What you need to do = Transcribe the listing that follows in full, omitting pictures.

Entries shown =

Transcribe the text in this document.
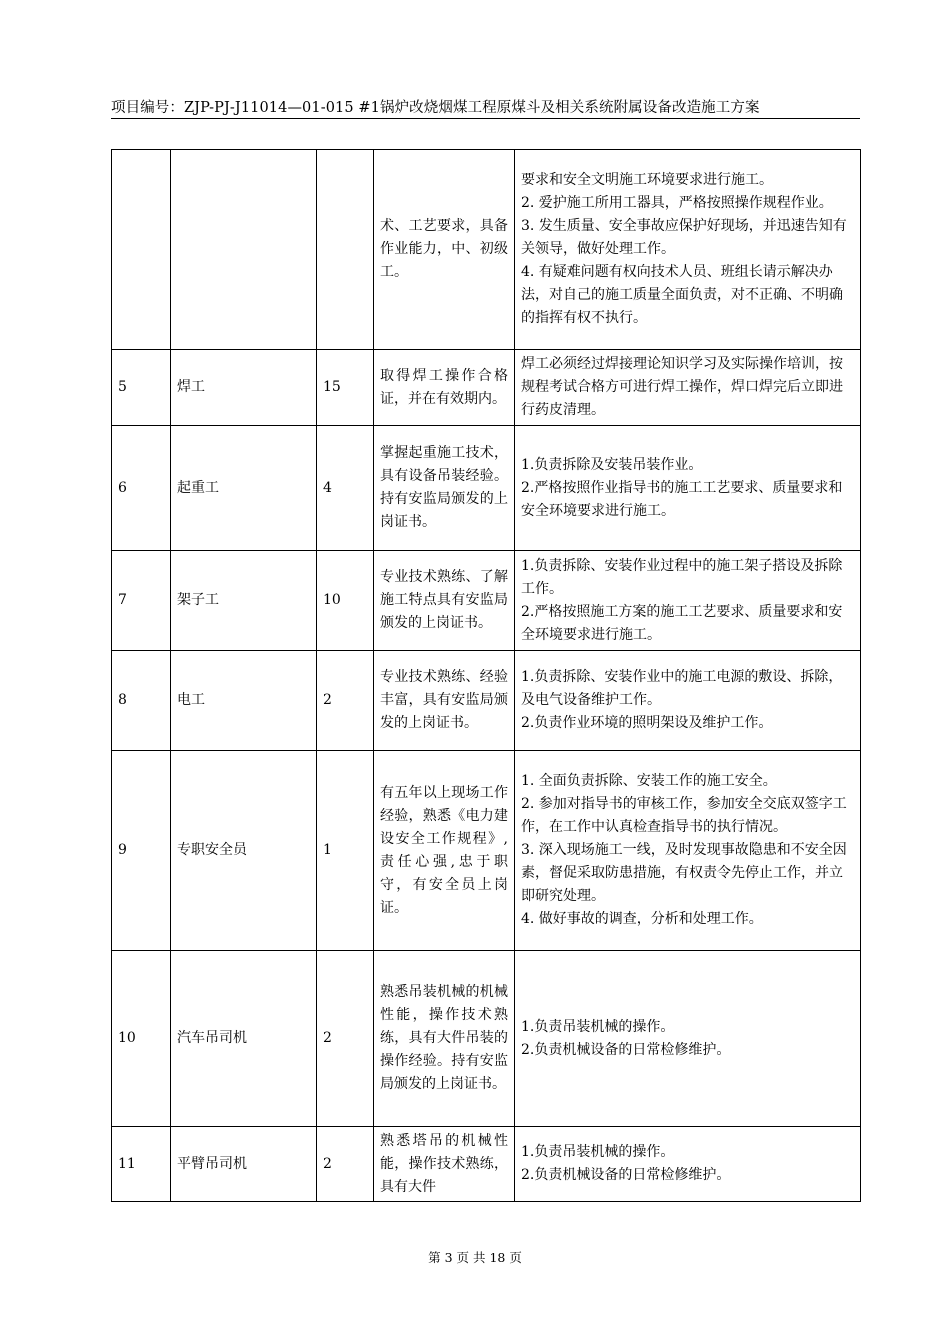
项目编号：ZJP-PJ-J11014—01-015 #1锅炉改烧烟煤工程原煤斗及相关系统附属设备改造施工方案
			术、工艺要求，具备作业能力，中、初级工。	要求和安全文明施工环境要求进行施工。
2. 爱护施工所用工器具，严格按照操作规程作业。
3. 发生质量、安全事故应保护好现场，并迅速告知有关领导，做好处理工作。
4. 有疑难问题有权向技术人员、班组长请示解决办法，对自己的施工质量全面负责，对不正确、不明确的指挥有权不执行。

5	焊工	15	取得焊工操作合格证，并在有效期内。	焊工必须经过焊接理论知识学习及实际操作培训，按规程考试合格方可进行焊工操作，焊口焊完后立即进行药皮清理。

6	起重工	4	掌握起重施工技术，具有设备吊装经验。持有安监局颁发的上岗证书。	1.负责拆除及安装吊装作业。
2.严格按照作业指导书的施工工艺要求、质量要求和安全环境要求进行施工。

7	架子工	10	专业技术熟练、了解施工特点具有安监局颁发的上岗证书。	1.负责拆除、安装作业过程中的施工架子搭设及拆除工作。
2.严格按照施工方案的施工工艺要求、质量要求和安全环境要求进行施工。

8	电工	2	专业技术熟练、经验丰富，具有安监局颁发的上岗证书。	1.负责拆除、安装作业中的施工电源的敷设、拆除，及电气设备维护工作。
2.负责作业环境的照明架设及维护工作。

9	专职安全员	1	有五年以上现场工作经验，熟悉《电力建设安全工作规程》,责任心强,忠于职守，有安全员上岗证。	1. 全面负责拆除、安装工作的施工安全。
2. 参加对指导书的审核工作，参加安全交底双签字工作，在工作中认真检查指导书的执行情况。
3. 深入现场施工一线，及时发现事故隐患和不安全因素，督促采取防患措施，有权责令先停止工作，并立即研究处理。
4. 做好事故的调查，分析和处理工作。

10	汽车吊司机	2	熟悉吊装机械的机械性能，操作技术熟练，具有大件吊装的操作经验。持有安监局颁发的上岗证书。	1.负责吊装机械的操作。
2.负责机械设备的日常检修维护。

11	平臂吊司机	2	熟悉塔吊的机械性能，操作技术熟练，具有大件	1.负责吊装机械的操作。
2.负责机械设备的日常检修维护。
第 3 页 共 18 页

Answer =
Transcribe the text in this document.
项目编号：ZJP-PJ-J11014—01-015 #1锅炉改烧烟煤工程原煤斗及相关系统附属设备改造施工方案
			术、工艺要求，具备作业能力，中、初级工。	要求和安全文明施工环境要求进行施工。
2. 爱护施工所用工器具，严格按照操作规程作业。
3. 发生质量、安全事故应保护好现场，并迅速告知有关领导，做好处理工作。
4. 有疑难问题有权向技术人员、班组长请示解决办法，对自己的施工质量全面负责，对不正确、不明确的指挥有权不执行。

5	焊工	15	取得焊工操作合格证，并在有效期内。	焊工必须经过焊接理论知识学习及实际操作培训，按规程考试合格方可进行焊工操作，焊口焊完后立即进行药皮清理。

6	起重工	4	掌握起重施工技术，具有设备吊装经验。持有安监局颁发的上岗证书。	1.负责拆除及安装吊装作业。
2.严格按照作业指导书的施工工艺要求、质量要求和安全环境要求进行施工。

7	架子工	10	专业技术熟练、了解施工特点具有安监局颁发的上岗证书。	1.负责拆除、安装作业过程中的施工架子搭设及拆除工作。
2.严格按照施工方案的施工工艺要求、质量要求和安全环境要求进行施工。

8	电工	2	专业技术熟练、经验丰富，具有安监局颁发的上岗证书。	1.负责拆除、安装作业中的施工电源的敷设、拆除，及电气设备维护工作。
2.负责作业环境的照明架设及维护工作。

9	专职安全员	1	有五年以上现场工作经验，熟悉《电力建设安全工作规程》,责任心强,忠于职守，有安全员上岗证。	1. 全面负责拆除、安装工作的施工安全。
2. 参加对指导书的审核工作，参加安全交底双签字工作，在工作中认真检查指导书的执行情况。
3. 深入现场施工一线，及时发现事故隐患和不安全因素，督促采取防患措施，有权责令先停止工作，并立即研究处理。
4. 做好事故的调查，分析和处理工作。

10	汽车吊司机	2	熟悉吊装机械的机械性能，操作技术熟练，具有大件吊装的操作经验。持有安监局颁发的上岗证书。	1.负责吊装机械的操作。
2.负责机械设备的日常检修维护。

11	平臂吊司机	2	熟悉塔吊的机械性能，操作技术熟练，具有大件	1.负责吊装机械的操作。
2.负责机械设备的日常检修维护。
第 3 页 共 18 页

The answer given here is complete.